==== Input rows ====

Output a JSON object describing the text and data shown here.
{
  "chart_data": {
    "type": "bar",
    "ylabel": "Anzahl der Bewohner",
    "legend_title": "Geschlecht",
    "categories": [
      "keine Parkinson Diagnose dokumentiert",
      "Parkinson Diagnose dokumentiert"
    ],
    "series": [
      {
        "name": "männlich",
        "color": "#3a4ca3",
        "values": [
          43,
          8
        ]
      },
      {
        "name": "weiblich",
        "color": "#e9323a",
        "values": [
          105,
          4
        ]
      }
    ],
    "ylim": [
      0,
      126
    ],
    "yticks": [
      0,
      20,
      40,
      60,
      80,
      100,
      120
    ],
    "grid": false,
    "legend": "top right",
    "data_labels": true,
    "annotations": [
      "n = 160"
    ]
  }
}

====

# Problem
All of the entries above must be quoted exactly.

# Output
Output a JSON object describing the text and data shown here.
{
  "chart_data": {
    "type": "bar",
    "ylabel": "Anzahl der Bewohner",
    "legend_title": "Geschlecht",
    "categories": [
      "keine Parkinson Diagnose dokumentiert",
      "Parkinson Diagnose dokumentiert"
    ],
    "series": [
      {
        "name": "männlich",
        "color": "#3a4ca3",
        "values": [
          43,
          8
        ]
      },
      {
        "name": "weiblich",
        "color": "#e9323a",
        "values": [
          105,
          4
        ]
      }
    ],
    "ylim": [
      0,
      126
    ],
    "yticks": [
      0,
      20,
      40,
      60,
      80,
      100,
      120
    ],
    "grid": false,
    "legend": "top right",
    "data_labels": true,
    "annotations": [
      "n = 160"
    ]
  }
}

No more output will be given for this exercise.